**What the task asks**
Look for "Management" in each line of the entries, and return the matching lines.

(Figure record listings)
•••

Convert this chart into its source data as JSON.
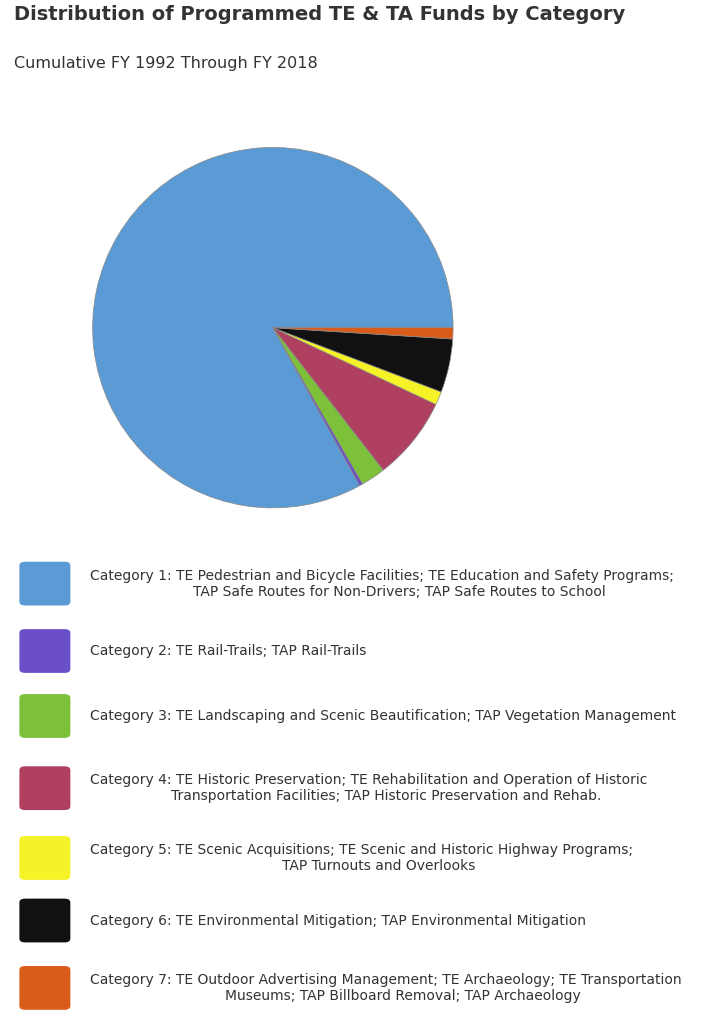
{
  "title": "Distribution of Programmed TE & TA Funds by Category",
  "subtitle": "Cumulative FY 1992 Through FY 2018",
  "title_fontsize": 14,
  "subtitle_fontsize": 11.5,
  "background_color": "#ffffff",
  "pie_values": [
    83.0,
    0.3,
    2.2,
    7.5,
    1.2,
    4.8,
    1.0
  ],
  "pie_colors": [
    "#5B9BD5",
    "#6B4FC8",
    "#7DC13A",
    "#B04060",
    "#F5F228",
    "#111111",
    "#D95C1A"
  ],
  "pie_startangle": 0,
  "categories": [
    "Category 1: TE Pedestrian and Bicycle Facilities; TE Education and Safety Programs;\n        TAP Safe Routes for Non-Drivers; TAP Safe Routes to School",
    "Category 2: TE Rail-Trails; TAP Rail-Trails",
    "Category 3: TE Landscaping and Scenic Beautification; TAP Vegetation Management",
    "Category 4: TE Historic Preservation; TE Rehabilitation and Operation of Historic\n        Transportation Facilities; TAP Historic Preservation and Rehab.",
    "Category 5: TE Scenic Acquisitions; TE Scenic and Historic Highway Programs;\n        TAP Turnouts and Overlooks",
    "Category 6: TE Environmental Mitigation; TAP Environmental Mitigation",
    "Category 7: TE Outdoor Advertising Management; TE Archaeology; TE Transportation\n        Museums; TAP Billboard Removal; TAP Archaeology"
  ],
  "legend_colors": [
    "#5B9BD5",
    "#6B4FC8",
    "#7DC13A",
    "#B04060",
    "#F5F228",
    "#111111",
    "#D95C1A"
  ],
  "text_color": "#333333",
  "legend_fontsize": 10.0,
  "pie_edge_color": "#888888",
  "pie_linewidth": 0.5
}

•••

**Exercise result**
    "Category 3: TE Landscaping and Scenic Beautification; TAP Vegetation Management",
    "Category 7: TE Outdoor Advertising Management; TE Archaeology; TE Transportation\n        Museums; TAP Billboard Removal; TAP Archaeology"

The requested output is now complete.